**Written exercise 1**: Decide whether each statement agrees with the thread about exposing C++ function pointers in C, and answer yes or no, quoting the deciding words of the thread: (a) The solution has to work with C++11 at minimum. (b) The asker was unaware of extern "C". (c) The DLL is used only by C clients.
**Written exercise 2**: Transcribe everything from "How can I expose" down to "about this conversion." in the thread about exposing C++ function pointers in C.

**Text shown**:
How can I expose C++ function pointers in C?

Question

I have two types of function pointers defined in my C++ that look like this:

typedef void(*CallbackFn)(bool, std::string, py::array_t<uint8_t>&);
typedef std::function<void(std::string)> LogFunction;
Class Core{
...
void myfunc1(LogFunction lg1, CallbackFn callback, int x, std::string y);
};

and I want to be able to expose them in C but I can't seem to find a way to do so. My first try was to cast these as void* and then recast them back to their actual type. but this seems like a bad idea. So I'm clueless as how to go about this conversion.
Also the solution that I need to come-up with should be doable using C++11 at the very least.

Update:

Thank you very much for your answers. However I need to add a bit more explanation as what I'm after. I know about extern "C" and in fact the C++ functions are exposed using this already in my DLL. However, the problem I had was to pass the function pointers back and forth between the C and C++.
One way was to define function pointers in a way that can be directly usable by C. That is I needed to change for example :

typedef void(*CallbackFn)(bool, std::string, py::array_t<uint8_t>&);
typedef std::function<void(std::string)> LogFunction;

to its C compatible one :

typedef void(*CCallbackFn)(bool, char*, int, unsigned char, int length);
typedef void(*CLogFunction)(char* string, int length);

and use these instead. However, the disadvantage of doing this is that, the DLL is also used by C++ clients and this would be a hindrance to change everything C++ to be compatible by C, I'd lose the advantages of C++ by doing this.
Instead I though of coming up with a second way. The C++ stays the same, but for C linkage and interacting with other languages through C API, I do the conversion myself.
That is they use C style and then I convert this back to C++ in the implementation part. In order to further simplify this so I designed some defaults on C++ part as well. Meaning, suppose for the lack of a better example, the instance needs a callback function to log whatever happens. I define a callback function in case it was not given by the user and create two functions for C API specifically something roughly similar to this:

//in core.cpp for example
include "Core.h"

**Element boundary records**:
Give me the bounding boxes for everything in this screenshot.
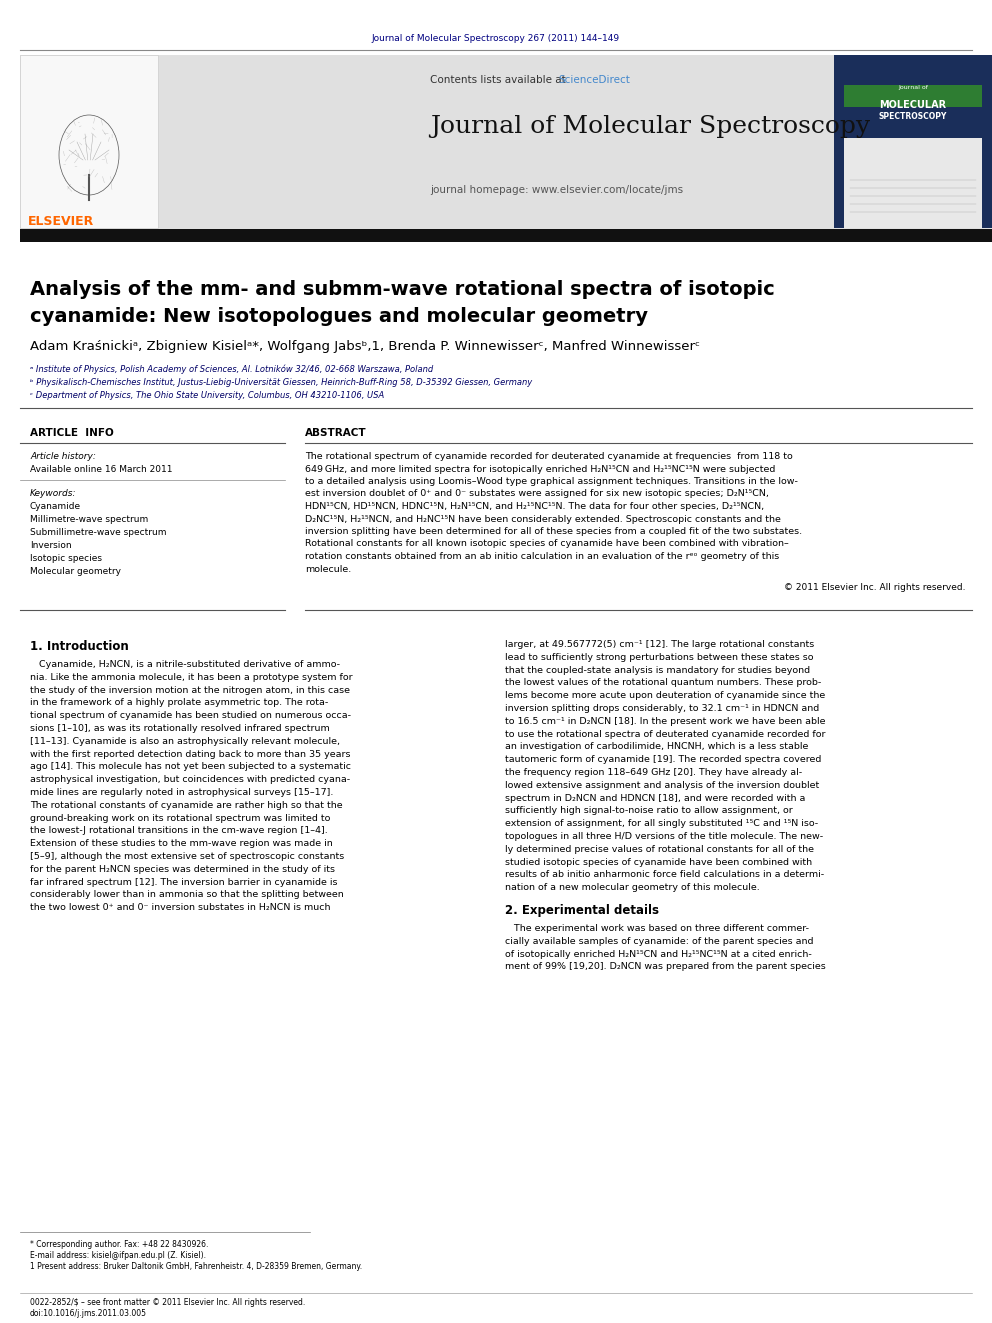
Text: lead to sufficiently strong perturbations between these states so: lead to sufficiently strong perturbation… — [505, 652, 813, 662]
Text: 1 Present address: Bruker Daltonik GmbH, Fahrenheistr. 4, D-28359 Bremen, German: 1 Present address: Bruker Daltonik GmbH,… — [30, 1262, 362, 1271]
Text: sufficiently high signal-to-noise ratio to allow assignment, or: sufficiently high signal-to-noise ratio … — [505, 807, 793, 815]
Text: Journal of Molecular Spectroscopy 267 (2011) 144–149: Journal of Molecular Spectroscopy 267 (2… — [372, 34, 620, 44]
Text: 0022-2852/$ – see front matter © 2011 Elsevier Inc. All rights reserved.: 0022-2852/$ – see front matter © 2011 El… — [30, 1298, 306, 1307]
Bar — [844, 85, 982, 107]
Text: MOLECULAR: MOLECULAR — [880, 101, 946, 110]
Bar — [20, 56, 158, 228]
Text: larger, at 49.567772(5) cm⁻¹ [12]. The large rotational constants: larger, at 49.567772(5) cm⁻¹ [12]. The l… — [505, 640, 814, 650]
Text: to a detailed analysis using Loomis–Wood type graphical assignment techniques. T: to a detailed analysis using Loomis–Wood… — [305, 478, 798, 486]
Text: Adam Kraśnickiᵃ, Zbigniew Kisielᵃ*, Wolfgang Jabsᵇ,1, Brenda P. Winnewisserᶜ, Ma: Adam Kraśnickiᵃ, Zbigniew Kisielᵃ*, Wolf… — [30, 340, 700, 353]
Text: cyanamide: New isotopologues and molecular geometry: cyanamide: New isotopologues and molecul… — [30, 307, 648, 325]
Text: in the framework of a highly prolate asymmetric top. The rota-: in the framework of a highly prolate asy… — [30, 699, 328, 708]
Text: © 2011 Elsevier Inc. All rights reserved.: © 2011 Elsevier Inc. All rights reserved… — [784, 583, 965, 591]
Bar — [844, 138, 982, 228]
Text: ment of 99% [19,20]. D₂NCN was prepared from the parent species: ment of 99% [19,20]. D₂NCN was prepared … — [505, 962, 825, 971]
Text: the study of the inversion motion at the nitrogen atom, in this case: the study of the inversion motion at the… — [30, 685, 350, 695]
Text: Journal of Molecular Spectroscopy: Journal of Molecular Spectroscopy — [430, 115, 870, 138]
Bar — [20, 56, 992, 230]
Text: ELSEVIER: ELSEVIER — [28, 216, 94, 228]
Text: for the parent H₂NCN species was determined in the study of its: for the parent H₂NCN species was determi… — [30, 865, 335, 873]
Text: cially available samples of cyanamide: of the parent species and: cially available samples of cyanamide: o… — [505, 937, 813, 946]
Text: tautomeric form of cyanamide [19]. The recorded spectra covered: tautomeric form of cyanamide [19]. The r… — [505, 755, 821, 765]
Text: ARTICLE  INFO: ARTICLE INFO — [30, 429, 114, 438]
Text: topologues in all three H/D versions of the title molecule. The new-: topologues in all three H/D versions of … — [505, 832, 823, 841]
Text: rotation constants obtained from an ab initio calculation in an evaluation of th: rotation constants obtained from an ab i… — [305, 552, 780, 561]
Text: ABSTRACT: ABSTRACT — [305, 429, 367, 438]
Text: studied isotopic species of cyanamide have been combined with: studied isotopic species of cyanamide ha… — [505, 857, 812, 867]
Text: HDN¹⁵CN, HD¹⁵NCN, HDNC¹⁵N, H₂N¹⁵CN, and H₂¹⁵NC¹⁵N. The data for four other speci: HDN¹⁵CN, HD¹⁵NCN, HDNC¹⁵N, H₂N¹⁵CN, and … — [305, 501, 764, 511]
Text: inversion splitting have been determined for all of these species from a coupled: inversion splitting have been determined… — [305, 527, 803, 536]
Text: Millimetre-wave spectrum: Millimetre-wave spectrum — [30, 515, 148, 524]
Text: 649 GHz, and more limited spectra for isotopically enriched H₂N¹⁵CN and H₂¹⁵NC¹⁵: 649 GHz, and more limited spectra for is… — [305, 464, 776, 474]
Text: tional spectrum of cyanamide has been studied on numerous occa-: tional spectrum of cyanamide has been st… — [30, 712, 351, 720]
Text: 2. Experimental details: 2. Experimental details — [505, 904, 659, 917]
Text: to 16.5 cm⁻¹ in D₂NCN [18]. In the present work we have been able: to 16.5 cm⁻¹ in D₂NCN [18]. In the prese… — [505, 717, 825, 726]
Text: SPECTROSCOPY: SPECTROSCOPY — [879, 112, 947, 120]
Text: spectrum in D₂NCN and HDNCN [18], and were recorded with a: spectrum in D₂NCN and HDNCN [18], and we… — [505, 794, 806, 803]
Text: with the first reported detection dating back to more than 35 years: with the first reported detection dating… — [30, 750, 350, 758]
Text: to use the rotational spectra of deuterated cyanamide recorded for: to use the rotational spectra of deutera… — [505, 729, 825, 738]
Text: D₂NC¹⁵N, H₂¹⁵NCN, and H₂NC¹⁵N have been considerably extended. Spectroscopic con: D₂NC¹⁵N, H₂¹⁵NCN, and H₂NC¹⁵N have been … — [305, 515, 781, 524]
Text: the frequency region 118–649 GHz [20]. They have already al-: the frequency region 118–649 GHz [20]. T… — [505, 767, 803, 777]
Text: ScienceDirect: ScienceDirect — [558, 75, 630, 85]
Text: Cyanamide, H₂NCN, is a nitrile-substituted derivative of ammo-: Cyanamide, H₂NCN, is a nitrile-substitut… — [30, 660, 340, 669]
Text: Submillimetre-wave spectrum: Submillimetre-wave spectrum — [30, 528, 167, 537]
Bar — [834, 56, 992, 228]
Text: results of ab initio anharmonic force field calculations in a determi-: results of ab initio anharmonic force fi… — [505, 871, 824, 880]
Text: extension of assignment, for all singly substituted ¹⁵C and ¹⁵N iso-: extension of assignment, for all singly … — [505, 819, 818, 828]
Text: 1. Introduction: 1. Introduction — [30, 640, 129, 654]
Text: ᶜ Department of Physics, The Ohio State University, Columbus, OH 43210-1106, USA: ᶜ Department of Physics, The Ohio State … — [30, 392, 384, 400]
Text: the lowest-J rotational transitions in the cm-wave region [1–4].: the lowest-J rotational transitions in t… — [30, 827, 327, 835]
Text: Analysis of the mm- and submm-wave rotational spectra of isotopic: Analysis of the mm- and submm-wave rotat… — [30, 280, 775, 299]
Text: Journal of: Journal of — [898, 85, 928, 90]
Text: ly determined precise values of rotational constants for all of the: ly determined precise values of rotation… — [505, 845, 814, 853]
Text: Isotopic species: Isotopic species — [30, 554, 102, 564]
Text: E-mail address: kisiel@ifpan.edu.pl (Z. Kisiel).: E-mail address: kisiel@ifpan.edu.pl (Z. … — [30, 1252, 206, 1259]
Text: sions [1–10], as was its rotationally resolved infrared spectrum: sions [1–10], as was its rotationally re… — [30, 724, 329, 733]
Text: Contents lists available at: Contents lists available at — [430, 75, 569, 85]
Text: Article history:: Article history: — [30, 452, 96, 460]
Text: of isotopically enriched H₂N¹⁵CN and H₂¹⁵NC¹⁵N at a cited enrich-: of isotopically enriched H₂N¹⁵CN and H₂¹… — [505, 950, 811, 959]
Text: molecule.: molecule. — [305, 565, 351, 573]
Text: that the coupled-state analysis is mandatory for studies beyond: that the coupled-state analysis is manda… — [505, 665, 810, 675]
Text: considerably lower than in ammonia so that the splitting between: considerably lower than in ammonia so th… — [30, 890, 344, 900]
Text: an investigation of carbodilimide, HNCNH, which is a less stable: an investigation of carbodilimide, HNCNH… — [505, 742, 808, 751]
Text: * Corresponding author. Fax: +48 22 8430926.: * Corresponding author. Fax: +48 22 8430… — [30, 1240, 208, 1249]
Text: ago [14]. This molecule has not yet been subjected to a systematic: ago [14]. This molecule has not yet been… — [30, 762, 351, 771]
Text: The rotational spectrum of cyanamide recorded for deuterated cyanamide at freque: The rotational spectrum of cyanamide rec… — [305, 452, 793, 460]
Text: nia. Like the ammonia molecule, it has been a prototype system for: nia. Like the ammonia molecule, it has b… — [30, 673, 352, 681]
Text: ground-breaking work on its rotational spectrum was limited to: ground-breaking work on its rotational s… — [30, 814, 330, 823]
Text: far infrared spectrum [12]. The inversion barrier in cyanamide is: far infrared spectrum [12]. The inversio… — [30, 877, 337, 886]
Text: mide lines are regularly noted in astrophysical surveys [15–17].: mide lines are regularly noted in astrop… — [30, 789, 333, 796]
Text: the two lowest 0⁺ and 0⁻ inversion substates in H₂NCN is much: the two lowest 0⁺ and 0⁻ inversion subst… — [30, 904, 330, 912]
Text: ᵃ Institute of Physics, Polish Academy of Sciences, Al. Lotników 32/46, 02-668 W: ᵃ Institute of Physics, Polish Academy o… — [30, 365, 434, 374]
Text: nation of a new molecular geometry of this molecule.: nation of a new molecular geometry of th… — [505, 884, 760, 892]
Text: ᵇ Physikalisch-Chemisches Institut, Justus-Liebig-Universität Giessen, Heinrich-: ᵇ Physikalisch-Chemisches Institut, Just… — [30, 378, 533, 388]
Text: Extension of these studies to the mm-wave region was made in: Extension of these studies to the mm-wav… — [30, 839, 332, 848]
Text: The rotational constants of cyanamide are rather high so that the: The rotational constants of cyanamide ar… — [30, 800, 342, 810]
Text: Keywords:: Keywords: — [30, 490, 76, 497]
Text: lems become more acute upon deuteration of cyanamide since the: lems become more acute upon deuteration … — [505, 691, 825, 700]
Text: Molecular geometry: Molecular geometry — [30, 568, 121, 576]
Text: est inversion doublet of 0⁺ and 0⁻ substates were assigned for six new isotopic : est inversion doublet of 0⁺ and 0⁻ subst… — [305, 490, 769, 499]
Text: lowed extensive assignment and analysis of the inversion doublet: lowed extensive assignment and analysis … — [505, 781, 819, 790]
Text: [5–9], although the most extensive set of spectroscopic constants: [5–9], although the most extensive set o… — [30, 852, 344, 861]
Text: inversion splitting drops considerably, to 32.1 cm⁻¹ in HDNCN and: inversion splitting drops considerably, … — [505, 704, 819, 713]
Text: doi:10.1016/j.jms.2011.03.005: doi:10.1016/j.jms.2011.03.005 — [30, 1308, 147, 1318]
Text: astrophysical investigation, but coincidences with predicted cyana-: astrophysical investigation, but coincid… — [30, 775, 350, 785]
Text: journal homepage: www.elsevier.com/locate/jms: journal homepage: www.elsevier.com/locat… — [430, 185, 683, 194]
Text: Inversion: Inversion — [30, 541, 71, 550]
Text: Cyanamide: Cyanamide — [30, 501, 81, 511]
Bar — [20, 229, 992, 242]
Text: Rotational constants for all known isotopic species of cyanamide have been combi: Rotational constants for all known isoto… — [305, 540, 789, 549]
Text: the lowest values of the rotational quantum numbers. These prob-: the lowest values of the rotational quan… — [505, 679, 821, 688]
Text: The experimental work was based on three different commer-: The experimental work was based on three… — [505, 923, 809, 933]
Text: [11–13]. Cyanamide is also an astrophysically relevant molecule,: [11–13]. Cyanamide is also an astrophysi… — [30, 737, 340, 746]
Text: Available online 16 March 2011: Available online 16 March 2011 — [30, 464, 173, 474]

**Complete output 1**:
(a) Yes: "should be doable using C++11 at the very least"
(b) No: "I know about extern "C" and in fact the C++ functions are exposed using this already in my DLL."
(c) No: "the DLL is also used by C++ clients"

**Complete output 2**:
How can I expose C++ function pointers in C?

Question

I have two types of function pointers defined in my C++ that look like this:

typedef void(*CallbackFn)(bool, std::string, py::array_t<uint8_t>&);
typedef std::function<void(std::string)> LogFunction;
Class Core{
...
void myfunc1(LogFunction lg1, CallbackFn callback, int x, std::string y);
};

and I want to be able to expose them in C but I can't seem to find a way to do so. My first try was to cast these as void* and then recast them back to their actual type. but this seems like a bad idea. So I'm clueless as how to go about this conversion.